### [Work required]
Please transcribe the article on the airline food-allergy ruling from "FRIDAY, June 21, 2019" to "The Times reported.".

Ruling Backs Airline Passengers With Food Allergies

FRIDAY, June 21, 2019 (HealthDay News) -- Airlines must permit passengers to preboard in order to wipe down seats as a precaution against food allergies, the U.S. Department of Transportation says.

The rule includes adults who have food allergies and parents of children with food allergies, The New York Times reported.

The decision stems from a case in September 2016, when gate agents for American Airlines denied Nicole Mackenzie's request to preboard a flight to clean the area around the seat assigned to her seven-year-old daughter, who has life-threatening nut and seed allergies.

After the family filed a formal complaint with the Department of Transportation, officials ruled that American Airlines had violated the Air Carrier Access Act, an airline-applicable equivalent of the Americans With Disabilities Act, The Times reported.

Under the Air Carrier Access Act, severe allergies are considered a disability if they affect a passenger's ability to breathe or "substantially impact another major life activity."

"This changes the entire landscape for the food-allergy flier," Lianne Mandelbaum, who has a son with a severe food allergy, told The Times.

"Until now, food-allergy passengers' safety was beholden to the mood of a particular flight crew," said Mandelbaum, who writes a blog about food allergies and travel. "When the decision came down, I sat in my car and cried for an hour."

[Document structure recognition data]
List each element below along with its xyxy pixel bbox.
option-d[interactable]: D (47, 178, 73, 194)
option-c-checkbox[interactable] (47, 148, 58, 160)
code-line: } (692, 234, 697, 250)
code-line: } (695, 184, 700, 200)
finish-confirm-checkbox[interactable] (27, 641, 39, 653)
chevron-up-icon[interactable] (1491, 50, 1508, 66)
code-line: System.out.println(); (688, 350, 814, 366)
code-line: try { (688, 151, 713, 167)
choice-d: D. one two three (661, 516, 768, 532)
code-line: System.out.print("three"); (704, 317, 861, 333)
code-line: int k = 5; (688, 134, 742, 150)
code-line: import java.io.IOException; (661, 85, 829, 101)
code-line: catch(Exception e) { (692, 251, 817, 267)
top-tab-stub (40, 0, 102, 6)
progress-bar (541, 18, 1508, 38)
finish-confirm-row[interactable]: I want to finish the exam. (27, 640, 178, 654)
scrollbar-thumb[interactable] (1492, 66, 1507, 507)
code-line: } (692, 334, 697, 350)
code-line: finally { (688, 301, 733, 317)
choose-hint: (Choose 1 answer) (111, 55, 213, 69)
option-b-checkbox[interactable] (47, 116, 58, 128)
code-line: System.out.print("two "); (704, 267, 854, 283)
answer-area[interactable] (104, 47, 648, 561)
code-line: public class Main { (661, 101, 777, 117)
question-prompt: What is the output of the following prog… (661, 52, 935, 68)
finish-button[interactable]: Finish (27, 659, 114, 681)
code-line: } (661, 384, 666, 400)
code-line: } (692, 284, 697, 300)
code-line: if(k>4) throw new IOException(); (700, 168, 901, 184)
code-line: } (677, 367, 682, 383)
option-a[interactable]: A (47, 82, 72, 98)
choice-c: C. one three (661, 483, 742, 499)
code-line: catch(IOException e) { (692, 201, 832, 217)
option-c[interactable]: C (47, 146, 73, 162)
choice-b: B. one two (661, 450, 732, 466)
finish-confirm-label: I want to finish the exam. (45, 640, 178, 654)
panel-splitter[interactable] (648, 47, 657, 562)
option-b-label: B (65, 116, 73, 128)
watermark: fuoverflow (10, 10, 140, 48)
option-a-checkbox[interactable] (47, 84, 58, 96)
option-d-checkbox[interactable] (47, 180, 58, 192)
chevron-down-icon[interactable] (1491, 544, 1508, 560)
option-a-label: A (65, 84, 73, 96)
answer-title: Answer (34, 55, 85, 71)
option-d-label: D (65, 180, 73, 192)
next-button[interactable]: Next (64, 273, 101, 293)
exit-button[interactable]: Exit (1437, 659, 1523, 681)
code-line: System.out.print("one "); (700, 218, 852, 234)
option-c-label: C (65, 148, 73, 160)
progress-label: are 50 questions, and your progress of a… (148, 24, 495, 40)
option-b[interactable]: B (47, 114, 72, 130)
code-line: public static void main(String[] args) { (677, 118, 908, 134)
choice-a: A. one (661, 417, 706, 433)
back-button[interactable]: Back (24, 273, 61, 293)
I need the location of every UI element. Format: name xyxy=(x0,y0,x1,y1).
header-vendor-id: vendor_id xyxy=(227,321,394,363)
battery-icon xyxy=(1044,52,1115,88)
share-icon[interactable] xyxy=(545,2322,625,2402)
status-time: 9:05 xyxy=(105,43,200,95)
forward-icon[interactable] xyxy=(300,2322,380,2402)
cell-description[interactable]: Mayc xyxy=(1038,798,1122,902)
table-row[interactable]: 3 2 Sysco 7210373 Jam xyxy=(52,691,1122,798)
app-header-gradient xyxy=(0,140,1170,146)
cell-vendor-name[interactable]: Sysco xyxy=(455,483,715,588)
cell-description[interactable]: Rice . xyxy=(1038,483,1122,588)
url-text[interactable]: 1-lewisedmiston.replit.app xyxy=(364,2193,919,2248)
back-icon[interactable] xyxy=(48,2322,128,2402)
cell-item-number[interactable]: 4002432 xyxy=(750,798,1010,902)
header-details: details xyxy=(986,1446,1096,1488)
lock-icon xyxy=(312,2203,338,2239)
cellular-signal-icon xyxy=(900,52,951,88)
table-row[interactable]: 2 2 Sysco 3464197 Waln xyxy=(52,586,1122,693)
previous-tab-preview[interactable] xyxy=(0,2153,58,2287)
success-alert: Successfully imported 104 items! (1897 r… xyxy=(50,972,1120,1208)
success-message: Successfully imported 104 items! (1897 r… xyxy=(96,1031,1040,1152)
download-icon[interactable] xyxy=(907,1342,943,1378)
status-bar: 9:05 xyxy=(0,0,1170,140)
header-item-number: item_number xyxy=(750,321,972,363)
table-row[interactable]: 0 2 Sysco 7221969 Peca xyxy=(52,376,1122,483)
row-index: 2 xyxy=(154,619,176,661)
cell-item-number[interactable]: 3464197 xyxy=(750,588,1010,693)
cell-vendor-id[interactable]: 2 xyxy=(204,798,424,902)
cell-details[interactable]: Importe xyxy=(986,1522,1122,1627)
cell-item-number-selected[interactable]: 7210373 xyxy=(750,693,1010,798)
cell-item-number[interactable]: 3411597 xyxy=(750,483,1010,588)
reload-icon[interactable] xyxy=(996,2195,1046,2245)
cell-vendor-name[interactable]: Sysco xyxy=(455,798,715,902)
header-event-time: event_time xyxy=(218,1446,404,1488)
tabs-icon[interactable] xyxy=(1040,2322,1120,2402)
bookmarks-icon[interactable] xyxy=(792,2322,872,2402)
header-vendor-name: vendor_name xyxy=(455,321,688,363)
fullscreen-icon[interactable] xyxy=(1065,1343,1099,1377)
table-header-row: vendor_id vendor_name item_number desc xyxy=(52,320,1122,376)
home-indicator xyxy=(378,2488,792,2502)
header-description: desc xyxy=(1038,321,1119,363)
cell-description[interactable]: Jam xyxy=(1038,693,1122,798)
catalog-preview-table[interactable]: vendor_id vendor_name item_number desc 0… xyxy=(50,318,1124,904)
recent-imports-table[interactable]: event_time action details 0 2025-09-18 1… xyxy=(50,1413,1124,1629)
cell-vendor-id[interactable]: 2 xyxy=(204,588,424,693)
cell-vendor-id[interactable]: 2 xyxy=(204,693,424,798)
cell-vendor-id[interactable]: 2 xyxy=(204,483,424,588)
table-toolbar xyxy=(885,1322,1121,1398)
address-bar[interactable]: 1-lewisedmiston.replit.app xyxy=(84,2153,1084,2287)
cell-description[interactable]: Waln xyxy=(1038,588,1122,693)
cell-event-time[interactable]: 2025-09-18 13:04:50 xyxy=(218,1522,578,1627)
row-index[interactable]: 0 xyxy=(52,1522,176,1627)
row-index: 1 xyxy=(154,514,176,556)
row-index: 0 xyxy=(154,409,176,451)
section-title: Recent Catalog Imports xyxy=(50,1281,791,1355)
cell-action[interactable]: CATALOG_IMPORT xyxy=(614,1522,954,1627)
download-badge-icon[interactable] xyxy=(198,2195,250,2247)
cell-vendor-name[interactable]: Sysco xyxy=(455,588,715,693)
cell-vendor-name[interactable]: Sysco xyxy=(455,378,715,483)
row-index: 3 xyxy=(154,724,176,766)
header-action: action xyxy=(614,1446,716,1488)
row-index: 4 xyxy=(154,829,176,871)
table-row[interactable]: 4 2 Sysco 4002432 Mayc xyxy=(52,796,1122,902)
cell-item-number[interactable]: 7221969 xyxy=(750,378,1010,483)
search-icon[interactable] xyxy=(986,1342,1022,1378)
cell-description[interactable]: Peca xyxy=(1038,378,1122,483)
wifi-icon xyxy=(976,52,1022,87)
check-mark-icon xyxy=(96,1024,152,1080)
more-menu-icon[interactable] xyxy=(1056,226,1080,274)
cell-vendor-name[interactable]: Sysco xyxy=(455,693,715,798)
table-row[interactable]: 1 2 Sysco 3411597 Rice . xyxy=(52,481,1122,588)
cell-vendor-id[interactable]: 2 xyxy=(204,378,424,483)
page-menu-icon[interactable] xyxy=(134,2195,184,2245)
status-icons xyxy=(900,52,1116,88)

### [Exercise result]
FRIDAY, June 21, 2019 (HealthDay News) -- Airlines must permit passengers to preboard in order to wipe down seats as a precaution against food allergies, the U.S. Department of Transportation says.

The rule includes adults who have food allergies and parents of children with food allergies, The New York Times reported.

The decision stems from a case in September 2016, when gate agents for American Airlines denied Nicole Mackenzie's request to preboard a flight to clean the area around the seat assigned to her seven-year-old daughter, who has life-threatening nut and seed allergies.

After the family filed a formal complaint with the Department of Transportation, officials ruled that American Airlines had violated the Air Carrier Access Act, an airline-applicable equivalent of the Americans With Disabilities Act, The Times reported.